▶ _WHAT YOU NEED TO DO_: Print all of the data exactly as written.

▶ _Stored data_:

....

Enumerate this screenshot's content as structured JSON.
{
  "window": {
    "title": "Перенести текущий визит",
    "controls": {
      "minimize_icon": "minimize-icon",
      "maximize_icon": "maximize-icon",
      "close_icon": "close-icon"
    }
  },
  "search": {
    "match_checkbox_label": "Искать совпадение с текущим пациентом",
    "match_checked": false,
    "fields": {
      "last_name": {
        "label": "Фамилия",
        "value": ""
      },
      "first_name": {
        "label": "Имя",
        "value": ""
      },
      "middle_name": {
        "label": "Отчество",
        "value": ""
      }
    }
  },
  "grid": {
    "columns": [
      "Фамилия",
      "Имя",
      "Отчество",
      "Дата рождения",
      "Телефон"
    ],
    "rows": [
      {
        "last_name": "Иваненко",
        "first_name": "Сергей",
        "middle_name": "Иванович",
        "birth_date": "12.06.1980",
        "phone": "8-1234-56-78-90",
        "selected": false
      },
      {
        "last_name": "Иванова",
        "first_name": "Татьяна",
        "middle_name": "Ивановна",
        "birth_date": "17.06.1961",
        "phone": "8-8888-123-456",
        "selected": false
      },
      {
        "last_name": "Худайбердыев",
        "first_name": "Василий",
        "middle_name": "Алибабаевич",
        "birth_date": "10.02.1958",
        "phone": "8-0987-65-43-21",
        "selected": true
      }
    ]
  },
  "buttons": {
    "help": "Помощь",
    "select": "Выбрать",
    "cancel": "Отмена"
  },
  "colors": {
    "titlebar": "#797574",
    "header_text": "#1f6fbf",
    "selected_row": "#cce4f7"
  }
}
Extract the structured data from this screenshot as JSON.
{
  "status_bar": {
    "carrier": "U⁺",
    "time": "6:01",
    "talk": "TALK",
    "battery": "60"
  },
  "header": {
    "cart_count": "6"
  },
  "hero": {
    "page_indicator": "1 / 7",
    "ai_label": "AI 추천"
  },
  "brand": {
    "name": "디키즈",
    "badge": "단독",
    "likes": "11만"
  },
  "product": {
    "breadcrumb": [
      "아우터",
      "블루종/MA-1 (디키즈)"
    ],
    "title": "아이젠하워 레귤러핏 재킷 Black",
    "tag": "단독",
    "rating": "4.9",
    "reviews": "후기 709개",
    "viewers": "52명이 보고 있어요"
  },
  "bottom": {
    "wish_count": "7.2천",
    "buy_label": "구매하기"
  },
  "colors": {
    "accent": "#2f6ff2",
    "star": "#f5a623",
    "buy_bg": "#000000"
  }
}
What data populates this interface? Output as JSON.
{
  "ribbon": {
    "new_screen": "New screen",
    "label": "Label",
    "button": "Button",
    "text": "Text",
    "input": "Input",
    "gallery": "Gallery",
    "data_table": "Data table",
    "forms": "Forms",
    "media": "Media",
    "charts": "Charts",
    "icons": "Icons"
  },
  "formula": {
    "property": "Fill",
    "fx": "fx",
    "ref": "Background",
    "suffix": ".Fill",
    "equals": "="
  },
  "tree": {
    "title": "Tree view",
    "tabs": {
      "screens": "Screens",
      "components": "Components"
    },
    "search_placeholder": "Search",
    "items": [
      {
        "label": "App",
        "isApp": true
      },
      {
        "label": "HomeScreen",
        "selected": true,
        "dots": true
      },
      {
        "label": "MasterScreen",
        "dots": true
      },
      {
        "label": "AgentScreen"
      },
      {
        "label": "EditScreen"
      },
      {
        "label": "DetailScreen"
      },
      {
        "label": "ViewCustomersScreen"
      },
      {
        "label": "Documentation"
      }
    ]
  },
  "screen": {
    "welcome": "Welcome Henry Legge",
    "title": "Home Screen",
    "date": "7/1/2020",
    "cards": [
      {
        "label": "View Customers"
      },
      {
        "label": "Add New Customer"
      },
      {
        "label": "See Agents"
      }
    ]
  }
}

....

▶ _EXERCISE OUTPUT_:
Enumerate this screenshot's content as structured JSON.
{
  "window": {
    "title": "Перенести текущий визит",
    "controls": {
      "minimize_icon": "minimize-icon",
      "maximize_icon": "maximize-icon",
      "close_icon": "close-icon"
    }
  },
  "search": {
    "match_checkbox_label": "Искать совпадение с текущим пациентом",
    "match_checked": false,
    "fields": {
      "last_name": {
        "label": "Фамилия",
        "value": ""
      },
      "first_name": {
        "label": "Имя",
        "value": ""
      },
      "middle_name": {
        "label": "Отчество",
        "value": ""
      }
    }
  },
  "grid": {
    "columns": [
      "Фамилия",
      "Имя",
      "Отчество",
      "Дата рождения",
      "Телефон"
    ],
    "rows": [
      {
        "last_name": "Иваненко",
        "first_name": "Сергей",
        "middle_name": "Иванович",
        "birth_date": "12.06.1980",
        "phone": "8-1234-56-78-90",
        "selected": false
      },
      {
        "last_name": "Иванова",
        "first_name": "Татьяна",
        "middle_name": "Ивановна",
        "birth_date": "17.06.1961",
        "phone": "8-8888-123-456",
        "selected": false
      },
      {
        "last_name": "Худайбердыев",
        "first_name": "Василий",
        "middle_name": "Алибабаевич",
        "birth_date": "10.02.1958",
        "phone": "8-0987-65-43-21",
        "selected": true
      }
    ]
  },
  "buttons": {
    "help": "Помощь",
    "select": "Выбрать",
    "cancel": "Отмена"
  },
  "colors": {
    "titlebar": "#797574",
    "header_text": "#1f6fbf",
    "selected_row": "#cce4f7"
  }
}
Extract the structured data from this screenshot as JSON.
{
  "status_bar": {
    "carrier": "U⁺",
    "time": "6:01",
    "talk": "TALK",
    "battery": "60"
  },
  "header": {
    "cart_count": "6"
  },
  "hero": {
    "page_indicator": "1 / 7",
    "ai_label": "AI 추천"
  },
  "brand": {
    "name": "디키즈",
    "badge": "단독",
    "likes": "11만"
  },
  "product": {
    "breadcrumb": [
      "아우터",
      "블루종/MA-1 (디키즈)"
    ],
    "title": "아이젠하워 레귤러핏 재킷 Black",
    "tag": "단독",
    "rating": "4.9",
    "reviews": "후기 709개",
    "viewers": "52명이 보고 있어요"
  },
  "bottom": {
    "wish_count": "7.2천",
    "buy_label": "구매하기"
  },
  "colors": {
    "accent": "#2f6ff2",
    "star": "#f5a623",
    "buy_bg": "#000000"
  }
}
What data populates this interface? Output as JSON.
{
  "ribbon": {
    "new_screen": "New screen",
    "label": "Label",
    "button": "Button",
    "text": "Text",
    "input": "Input",
    "gallery": "Gallery",
    "data_table": "Data table",
    "forms": "Forms",
    "media": "Media",
    "charts": "Charts",
    "icons": "Icons"
  },
  "formula": {
    "property": "Fill",
    "fx": "fx",
    "ref": "Background",
    "suffix": ".Fill",
    "equals": "="
  },
  "tree": {
    "title": "Tree view",
    "tabs": {
      "screens": "Screens",
      "components": "Components"
    },
    "search_placeholder": "Search",
    "items": [
      {
        "label": "App",
        "isApp": true
      },
      {
        "label": "HomeScreen",
        "selected": true,
        "dots": true
      },
      {
        "label": "MasterScreen",
        "dots": true
      },
      {
        "label": "AgentScreen"
      },
      {
        "label": "EditScreen"
      },
      {
        "label": "DetailScreen"
      },
      {
        "label": "ViewCustomersScreen"
      },
      {
        "label": "Documentation"
      }
    ]
  },
  "screen": {
    "welcome": "Welcome Henry Legge",
    "title": "Home Screen",
    "date": "7/1/2020",
    "cards": [
      {
        "label": "View Customers"
      },
      {
        "label": "Add New Customer"
      },
      {
        "label": "See Agents"
      }
    ]
  }
}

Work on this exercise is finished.